> [Exercise instructions]:
Take the records underneath and set them down exactly.

[Stored data entries]
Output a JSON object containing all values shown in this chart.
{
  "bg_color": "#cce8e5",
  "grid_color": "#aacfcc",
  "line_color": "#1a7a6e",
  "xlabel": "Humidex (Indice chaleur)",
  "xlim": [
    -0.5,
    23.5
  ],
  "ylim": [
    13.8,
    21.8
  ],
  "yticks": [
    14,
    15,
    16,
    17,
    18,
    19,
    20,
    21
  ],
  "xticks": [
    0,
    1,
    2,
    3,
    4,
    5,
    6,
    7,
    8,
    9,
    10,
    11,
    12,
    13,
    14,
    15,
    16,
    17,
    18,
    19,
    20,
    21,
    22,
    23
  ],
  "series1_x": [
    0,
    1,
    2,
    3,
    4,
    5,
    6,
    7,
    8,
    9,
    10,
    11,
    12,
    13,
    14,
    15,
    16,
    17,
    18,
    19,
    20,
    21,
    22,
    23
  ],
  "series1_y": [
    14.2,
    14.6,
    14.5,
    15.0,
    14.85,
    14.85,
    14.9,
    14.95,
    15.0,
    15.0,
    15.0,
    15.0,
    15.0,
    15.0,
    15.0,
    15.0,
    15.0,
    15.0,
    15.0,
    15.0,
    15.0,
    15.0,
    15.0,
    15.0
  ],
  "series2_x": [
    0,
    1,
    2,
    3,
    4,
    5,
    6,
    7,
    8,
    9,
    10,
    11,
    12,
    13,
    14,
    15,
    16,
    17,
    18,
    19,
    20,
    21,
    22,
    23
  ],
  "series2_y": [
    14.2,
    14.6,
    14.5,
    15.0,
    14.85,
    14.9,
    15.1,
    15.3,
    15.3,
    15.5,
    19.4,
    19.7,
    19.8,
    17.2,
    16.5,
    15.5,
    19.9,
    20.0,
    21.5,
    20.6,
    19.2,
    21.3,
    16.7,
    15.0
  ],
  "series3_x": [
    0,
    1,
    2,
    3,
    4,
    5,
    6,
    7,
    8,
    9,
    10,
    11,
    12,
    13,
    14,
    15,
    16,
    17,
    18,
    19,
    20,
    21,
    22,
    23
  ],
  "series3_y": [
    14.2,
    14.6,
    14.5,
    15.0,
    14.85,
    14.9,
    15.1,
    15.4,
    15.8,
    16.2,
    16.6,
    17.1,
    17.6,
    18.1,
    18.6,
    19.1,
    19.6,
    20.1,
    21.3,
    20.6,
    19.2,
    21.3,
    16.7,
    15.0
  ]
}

> [Problem solution]:
Output a JSON object containing all values shown in this chart.
{
  "bg_color": "#cce8e5",
  "grid_color": "#aacfcc",
  "line_color": "#1a7a6e",
  "xlabel": "Humidex (Indice chaleur)",
  "xlim": [
    -0.5,
    23.5
  ],
  "ylim": [
    13.8,
    21.8
  ],
  "yticks": [
    14,
    15,
    16,
    17,
    18,
    19,
    20,
    21
  ],
  "xticks": [
    0,
    1,
    2,
    3,
    4,
    5,
    6,
    7,
    8,
    9,
    10,
    11,
    12,
    13,
    14,
    15,
    16,
    17,
    18,
    19,
    20,
    21,
    22,
    23
  ],
  "series1_x": [
    0,
    1,
    2,
    3,
    4,
    5,
    6,
    7,
    8,
    9,
    10,
    11,
    12,
    13,
    14,
    15,
    16,
    17,
    18,
    19,
    20,
    21,
    22,
    23
  ],
  "series1_y": [
    14.2,
    14.6,
    14.5,
    15.0,
    14.85,
    14.85,
    14.9,
    14.95,
    15.0,
    15.0,
    15.0,
    15.0,
    15.0,
    15.0,
    15.0,
    15.0,
    15.0,
    15.0,
    15.0,
    15.0,
    15.0,
    15.0,
    15.0,
    15.0
  ],
  "series2_x": [
    0,
    1,
    2,
    3,
    4,
    5,
    6,
    7,
    8,
    9,
    10,
    11,
    12,
    13,
    14,
    15,
    16,
    17,
    18,
    19,
    20,
    21,
    22,
    23
  ],
  "series2_y": [
    14.2,
    14.6,
    14.5,
    15.0,
    14.85,
    14.9,
    15.1,
    15.3,
    15.3,
    15.5,
    19.4,
    19.7,
    19.8,
    17.2,
    16.5,
    15.5,
    19.9,
    20.0,
    21.5,
    20.6,
    19.2,
    21.3,
    16.7,
    15.0
  ],
  "series3_x": [
    0,
    1,
    2,
    3,
    4,
    5,
    6,
    7,
    8,
    9,
    10,
    11,
    12,
    13,
    14,
    15,
    16,
    17,
    18,
    19,
    20,
    21,
    22,
    23
  ],
  "series3_y": [
    14.2,
    14.6,
    14.5,
    15.0,
    14.85,
    14.9,
    15.1,
    15.4,
    15.8,
    16.2,
    16.6,
    17.1,
    17.6,
    18.1,
    18.6,
    19.1,
    19.6,
    20.1,
    21.3,
    20.6,
    19.2,
    21.3,
    16.7,
    15.0
  ]
}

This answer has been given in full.